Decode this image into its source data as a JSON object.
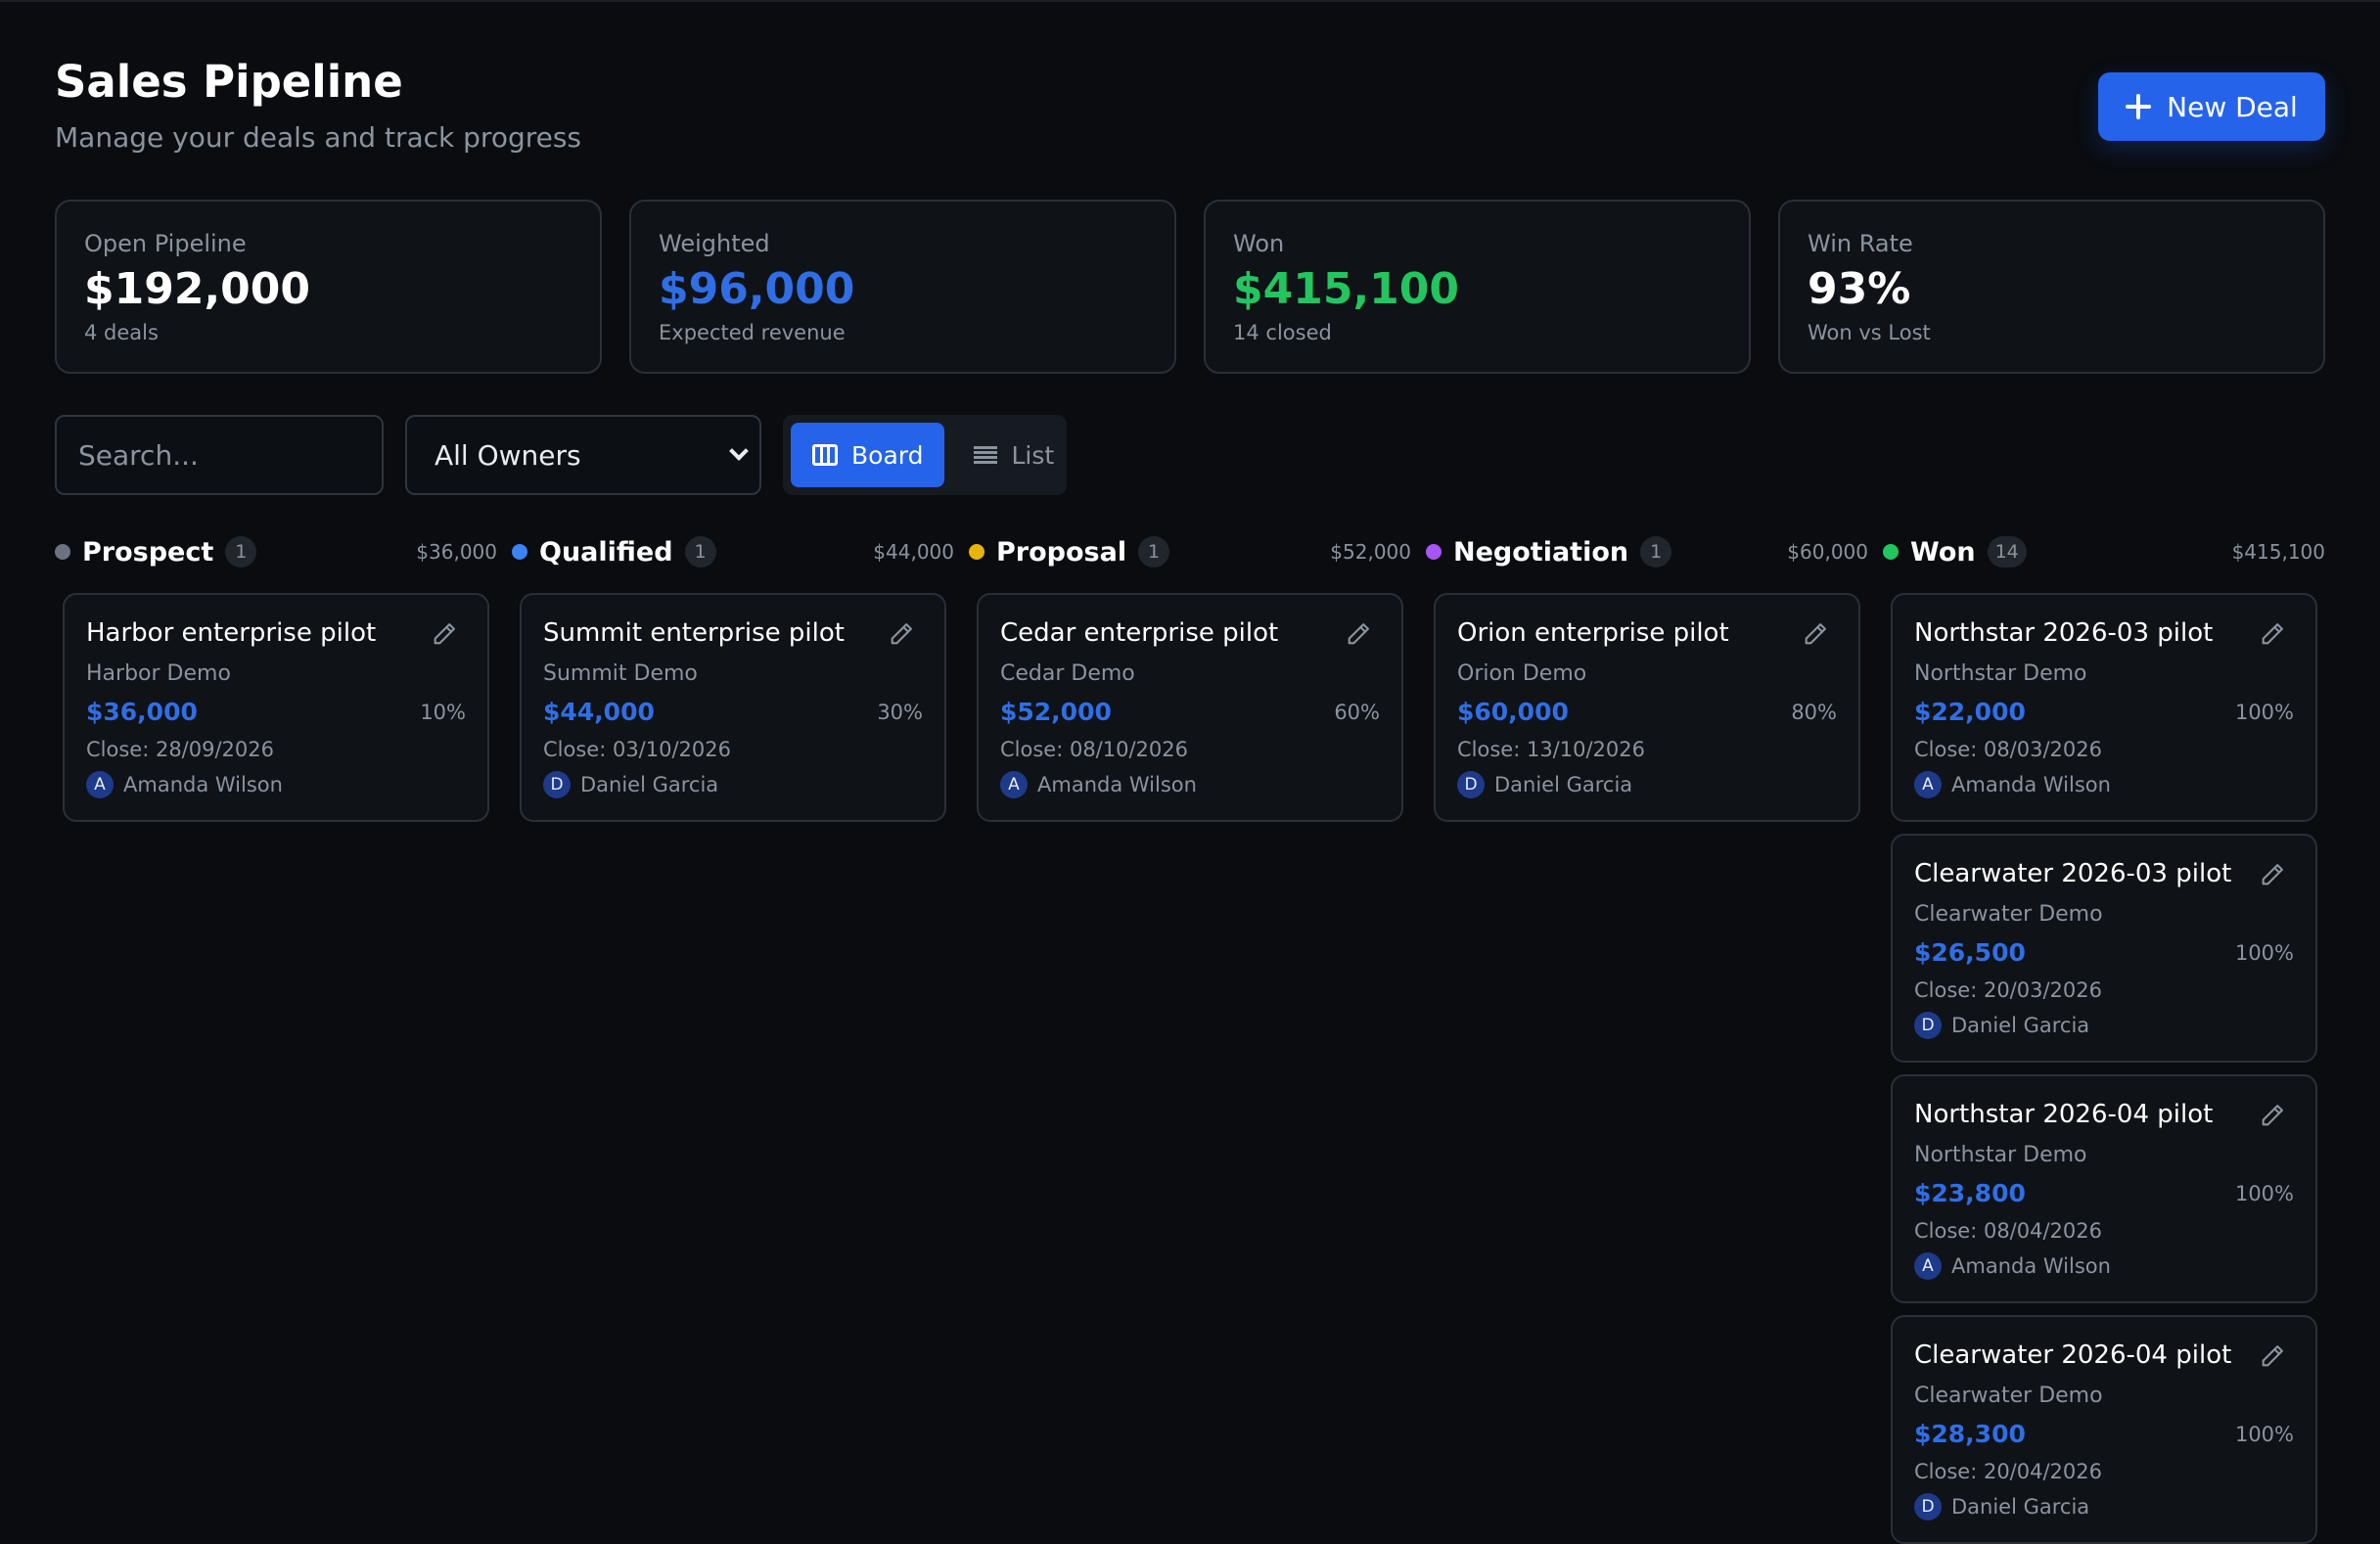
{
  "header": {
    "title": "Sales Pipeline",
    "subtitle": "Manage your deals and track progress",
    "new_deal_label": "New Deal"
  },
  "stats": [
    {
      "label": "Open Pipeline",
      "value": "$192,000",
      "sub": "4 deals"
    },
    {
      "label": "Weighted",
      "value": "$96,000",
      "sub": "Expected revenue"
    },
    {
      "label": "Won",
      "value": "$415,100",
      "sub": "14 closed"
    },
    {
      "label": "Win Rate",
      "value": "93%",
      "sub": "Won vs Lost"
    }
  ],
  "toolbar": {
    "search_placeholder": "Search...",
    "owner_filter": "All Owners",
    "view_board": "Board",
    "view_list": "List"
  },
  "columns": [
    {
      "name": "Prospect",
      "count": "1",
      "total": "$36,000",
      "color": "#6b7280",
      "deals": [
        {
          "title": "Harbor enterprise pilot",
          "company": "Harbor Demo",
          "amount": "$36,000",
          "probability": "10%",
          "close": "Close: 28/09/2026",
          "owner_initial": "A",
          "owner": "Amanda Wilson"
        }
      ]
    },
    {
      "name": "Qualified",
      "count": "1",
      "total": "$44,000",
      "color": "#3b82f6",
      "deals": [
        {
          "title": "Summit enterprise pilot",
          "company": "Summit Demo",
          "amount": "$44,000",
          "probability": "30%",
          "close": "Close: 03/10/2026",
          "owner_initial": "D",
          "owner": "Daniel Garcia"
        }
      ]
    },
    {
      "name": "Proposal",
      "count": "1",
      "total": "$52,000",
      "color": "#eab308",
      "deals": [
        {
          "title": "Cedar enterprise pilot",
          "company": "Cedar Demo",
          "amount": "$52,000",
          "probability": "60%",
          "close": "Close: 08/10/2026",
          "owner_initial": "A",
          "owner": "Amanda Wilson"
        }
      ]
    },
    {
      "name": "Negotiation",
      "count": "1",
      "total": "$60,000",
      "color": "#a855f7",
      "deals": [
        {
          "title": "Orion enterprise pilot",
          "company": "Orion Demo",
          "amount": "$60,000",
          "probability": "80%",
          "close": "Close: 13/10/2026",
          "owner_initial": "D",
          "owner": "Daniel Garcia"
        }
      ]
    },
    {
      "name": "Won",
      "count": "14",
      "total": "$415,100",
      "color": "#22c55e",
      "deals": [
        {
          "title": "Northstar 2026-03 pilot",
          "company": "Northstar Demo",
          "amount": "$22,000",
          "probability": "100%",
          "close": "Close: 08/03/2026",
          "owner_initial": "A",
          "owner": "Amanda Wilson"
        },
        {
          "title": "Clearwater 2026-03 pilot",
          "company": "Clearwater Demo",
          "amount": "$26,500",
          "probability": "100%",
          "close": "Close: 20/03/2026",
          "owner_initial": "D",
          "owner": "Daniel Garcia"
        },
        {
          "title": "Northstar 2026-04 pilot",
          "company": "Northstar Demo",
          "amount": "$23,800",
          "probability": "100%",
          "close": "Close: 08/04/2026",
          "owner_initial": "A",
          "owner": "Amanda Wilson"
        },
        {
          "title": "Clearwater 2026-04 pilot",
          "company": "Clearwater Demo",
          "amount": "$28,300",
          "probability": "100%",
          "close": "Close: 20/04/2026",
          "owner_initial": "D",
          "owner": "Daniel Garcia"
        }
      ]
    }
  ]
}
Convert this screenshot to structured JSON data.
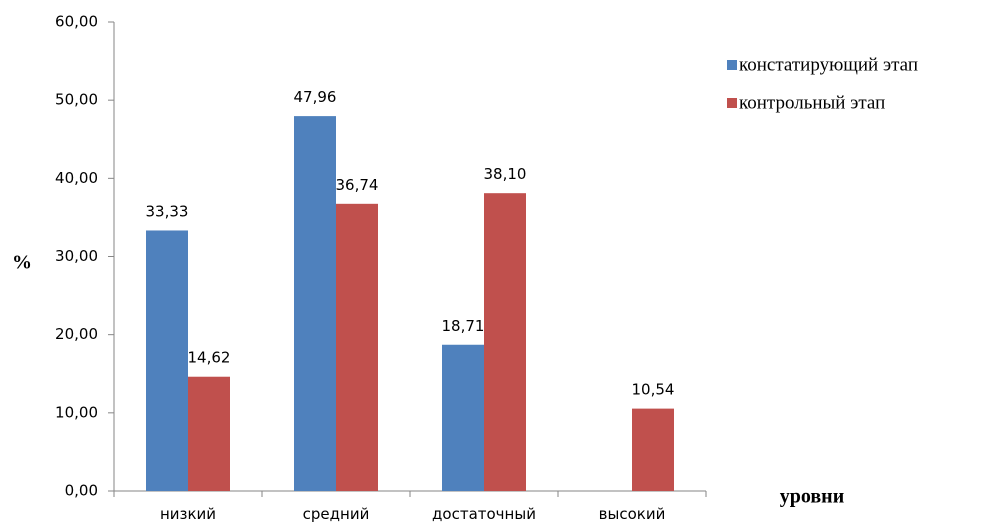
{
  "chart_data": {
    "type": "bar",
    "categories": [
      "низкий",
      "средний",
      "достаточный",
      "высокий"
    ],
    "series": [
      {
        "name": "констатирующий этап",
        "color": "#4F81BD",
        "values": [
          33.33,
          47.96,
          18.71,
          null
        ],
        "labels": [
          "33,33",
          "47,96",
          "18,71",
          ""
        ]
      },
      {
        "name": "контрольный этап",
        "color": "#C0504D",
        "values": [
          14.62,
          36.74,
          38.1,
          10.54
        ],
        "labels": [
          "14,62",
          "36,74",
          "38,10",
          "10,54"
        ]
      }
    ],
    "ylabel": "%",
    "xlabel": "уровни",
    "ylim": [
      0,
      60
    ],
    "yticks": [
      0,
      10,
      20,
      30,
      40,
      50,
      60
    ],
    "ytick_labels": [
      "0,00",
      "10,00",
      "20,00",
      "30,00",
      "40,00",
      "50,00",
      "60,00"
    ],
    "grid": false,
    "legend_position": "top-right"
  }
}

-.-.-

Only a number is wanted: how many lines contain "этап"?

2